• Brief: Set out the stretch of items from the very first line through the line containing "diamond-rating bbox=[278, 330, 334, 340]" as a Markdown table with columns Row and Line, one row per line and blank lines left out.

"""

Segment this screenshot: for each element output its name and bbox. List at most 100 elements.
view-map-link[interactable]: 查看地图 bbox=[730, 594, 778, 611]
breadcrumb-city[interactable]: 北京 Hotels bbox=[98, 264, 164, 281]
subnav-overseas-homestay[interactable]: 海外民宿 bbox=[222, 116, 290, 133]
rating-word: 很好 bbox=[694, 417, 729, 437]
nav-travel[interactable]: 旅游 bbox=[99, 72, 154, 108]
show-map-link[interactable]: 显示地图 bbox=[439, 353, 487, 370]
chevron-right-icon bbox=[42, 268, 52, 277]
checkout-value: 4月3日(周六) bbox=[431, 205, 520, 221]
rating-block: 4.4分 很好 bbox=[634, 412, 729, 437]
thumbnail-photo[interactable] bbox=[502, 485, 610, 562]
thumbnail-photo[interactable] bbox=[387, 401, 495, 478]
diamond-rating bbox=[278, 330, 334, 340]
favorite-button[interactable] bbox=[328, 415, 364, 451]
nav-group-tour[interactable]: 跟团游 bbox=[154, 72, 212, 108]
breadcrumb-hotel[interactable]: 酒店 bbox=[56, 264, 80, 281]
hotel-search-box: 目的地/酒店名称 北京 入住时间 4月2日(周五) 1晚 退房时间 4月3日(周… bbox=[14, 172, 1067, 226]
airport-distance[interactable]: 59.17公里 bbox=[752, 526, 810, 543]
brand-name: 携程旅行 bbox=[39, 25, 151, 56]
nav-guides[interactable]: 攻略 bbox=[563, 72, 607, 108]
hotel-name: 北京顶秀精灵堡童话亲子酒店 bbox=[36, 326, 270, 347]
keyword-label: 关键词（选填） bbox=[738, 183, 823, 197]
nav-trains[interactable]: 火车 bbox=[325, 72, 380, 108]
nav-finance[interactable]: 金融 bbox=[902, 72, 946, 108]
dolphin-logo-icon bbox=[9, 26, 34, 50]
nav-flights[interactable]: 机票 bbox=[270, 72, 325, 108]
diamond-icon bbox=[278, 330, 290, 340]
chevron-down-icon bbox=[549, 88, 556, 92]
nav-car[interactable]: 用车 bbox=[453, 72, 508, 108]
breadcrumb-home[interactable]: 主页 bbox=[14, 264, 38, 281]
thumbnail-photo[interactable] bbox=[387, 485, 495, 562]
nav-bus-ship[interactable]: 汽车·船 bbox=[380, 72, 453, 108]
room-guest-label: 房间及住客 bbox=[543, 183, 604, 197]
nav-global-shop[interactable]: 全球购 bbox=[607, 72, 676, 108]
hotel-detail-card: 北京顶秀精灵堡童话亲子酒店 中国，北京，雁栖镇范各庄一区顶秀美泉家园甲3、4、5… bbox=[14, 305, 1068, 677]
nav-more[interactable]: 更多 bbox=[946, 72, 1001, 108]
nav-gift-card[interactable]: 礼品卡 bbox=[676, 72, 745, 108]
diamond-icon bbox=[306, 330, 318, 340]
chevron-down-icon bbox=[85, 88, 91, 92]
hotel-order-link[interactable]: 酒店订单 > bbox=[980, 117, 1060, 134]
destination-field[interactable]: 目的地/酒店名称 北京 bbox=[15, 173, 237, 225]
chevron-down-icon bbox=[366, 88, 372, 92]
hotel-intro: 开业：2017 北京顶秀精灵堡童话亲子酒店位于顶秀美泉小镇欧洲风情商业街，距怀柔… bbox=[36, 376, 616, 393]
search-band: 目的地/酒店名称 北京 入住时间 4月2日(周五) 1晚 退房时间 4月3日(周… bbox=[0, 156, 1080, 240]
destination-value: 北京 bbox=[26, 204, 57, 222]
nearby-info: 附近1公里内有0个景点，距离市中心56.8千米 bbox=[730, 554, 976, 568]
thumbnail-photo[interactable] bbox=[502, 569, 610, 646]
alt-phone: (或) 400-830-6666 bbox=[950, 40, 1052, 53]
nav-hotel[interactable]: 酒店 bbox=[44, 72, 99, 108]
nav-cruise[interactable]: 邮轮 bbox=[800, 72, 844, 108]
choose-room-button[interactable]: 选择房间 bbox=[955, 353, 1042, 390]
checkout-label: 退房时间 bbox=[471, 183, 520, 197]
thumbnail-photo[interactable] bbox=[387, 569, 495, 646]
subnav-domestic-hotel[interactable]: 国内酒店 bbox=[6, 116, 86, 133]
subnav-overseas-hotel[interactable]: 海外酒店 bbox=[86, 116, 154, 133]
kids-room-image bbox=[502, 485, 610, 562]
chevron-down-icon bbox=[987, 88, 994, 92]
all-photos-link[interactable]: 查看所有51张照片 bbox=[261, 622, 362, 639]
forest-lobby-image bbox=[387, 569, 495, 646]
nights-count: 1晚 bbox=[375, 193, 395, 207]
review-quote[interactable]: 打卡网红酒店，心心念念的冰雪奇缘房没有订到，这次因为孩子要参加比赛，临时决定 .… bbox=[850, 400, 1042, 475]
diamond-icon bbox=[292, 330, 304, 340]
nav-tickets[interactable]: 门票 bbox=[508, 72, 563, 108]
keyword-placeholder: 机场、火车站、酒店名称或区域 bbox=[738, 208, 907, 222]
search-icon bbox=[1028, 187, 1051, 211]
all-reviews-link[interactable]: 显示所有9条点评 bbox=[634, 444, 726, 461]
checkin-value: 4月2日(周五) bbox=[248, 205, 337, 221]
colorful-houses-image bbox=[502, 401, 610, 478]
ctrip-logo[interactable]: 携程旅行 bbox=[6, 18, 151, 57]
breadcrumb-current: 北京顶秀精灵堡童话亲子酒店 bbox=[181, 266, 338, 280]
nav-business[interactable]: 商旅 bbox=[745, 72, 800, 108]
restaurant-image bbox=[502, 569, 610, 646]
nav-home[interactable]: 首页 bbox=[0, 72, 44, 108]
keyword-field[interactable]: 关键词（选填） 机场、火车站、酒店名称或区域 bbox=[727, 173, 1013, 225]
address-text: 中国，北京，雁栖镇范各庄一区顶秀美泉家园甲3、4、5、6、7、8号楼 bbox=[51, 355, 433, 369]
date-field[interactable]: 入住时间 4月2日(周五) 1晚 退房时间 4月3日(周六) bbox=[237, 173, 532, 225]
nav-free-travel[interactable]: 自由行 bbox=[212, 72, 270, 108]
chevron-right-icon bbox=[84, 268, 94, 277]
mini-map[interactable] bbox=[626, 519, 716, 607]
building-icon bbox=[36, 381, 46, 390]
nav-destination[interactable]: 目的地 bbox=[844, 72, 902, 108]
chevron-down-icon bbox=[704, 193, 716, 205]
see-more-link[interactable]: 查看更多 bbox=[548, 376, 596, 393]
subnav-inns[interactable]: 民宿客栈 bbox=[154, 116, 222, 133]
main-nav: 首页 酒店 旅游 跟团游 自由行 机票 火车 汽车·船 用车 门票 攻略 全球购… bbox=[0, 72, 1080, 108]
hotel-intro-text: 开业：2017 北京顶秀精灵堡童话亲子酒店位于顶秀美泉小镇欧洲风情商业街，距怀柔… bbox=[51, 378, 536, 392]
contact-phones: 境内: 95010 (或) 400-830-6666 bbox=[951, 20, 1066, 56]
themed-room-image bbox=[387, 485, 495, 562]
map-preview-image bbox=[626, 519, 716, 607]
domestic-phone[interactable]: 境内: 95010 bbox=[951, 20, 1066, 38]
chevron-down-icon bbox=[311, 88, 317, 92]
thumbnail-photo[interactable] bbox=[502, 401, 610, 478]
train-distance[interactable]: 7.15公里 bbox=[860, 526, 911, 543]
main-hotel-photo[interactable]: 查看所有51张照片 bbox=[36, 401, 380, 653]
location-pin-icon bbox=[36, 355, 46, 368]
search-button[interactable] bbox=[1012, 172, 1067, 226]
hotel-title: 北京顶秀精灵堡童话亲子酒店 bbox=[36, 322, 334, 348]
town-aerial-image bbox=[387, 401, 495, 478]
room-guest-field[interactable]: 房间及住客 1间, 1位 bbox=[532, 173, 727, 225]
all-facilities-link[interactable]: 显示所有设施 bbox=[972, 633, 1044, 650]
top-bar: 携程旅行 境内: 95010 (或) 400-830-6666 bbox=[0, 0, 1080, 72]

"""

• Exercise answer:
| Row | Line |
|---|---|
| 1 | Segment this screenshot: for each element output its name and bbox. List at most 100 elements. |
| 2 | view-map-link[interactable]: 查看地图 bbox=[730, 594, 778, 611] |
| 3 | breadcrumb-city[interactable]: 北京 Hotels bbox=[98, 264, 164, 281] |
| 4 | subnav-overseas-homestay[interactable]: 海外民宿 bbox=[222, 116, 290, 133] |
| 5 | rating-word: 很好 bbox=[694, 417, 729, 437] |
| 6 | nav-travel[interactable]: 旅游 bbox=[99, 72, 154, 108] |
| 7 | show-map-link[interactable]: 显示地图 bbox=[439, 353, 487, 370] |
| 8 | chevron-right-icon bbox=[42, 268, 52, 277] |
| 9 | checkout-value: 4月3日(周六) bbox=[431, 205, 520, 221] |
| 10 | rating-block: 4.4分 很好 bbox=[634, 412, 729, 437] |
| 11 | thumbnail-photo[interactable] bbox=[502, 485, 610, 562] |
| 12 | thumbnail-photo[interactable] bbox=[387, 401, 495, 478] |
| 13 | diamond-rating bbox=[278, 330, 334, 340] |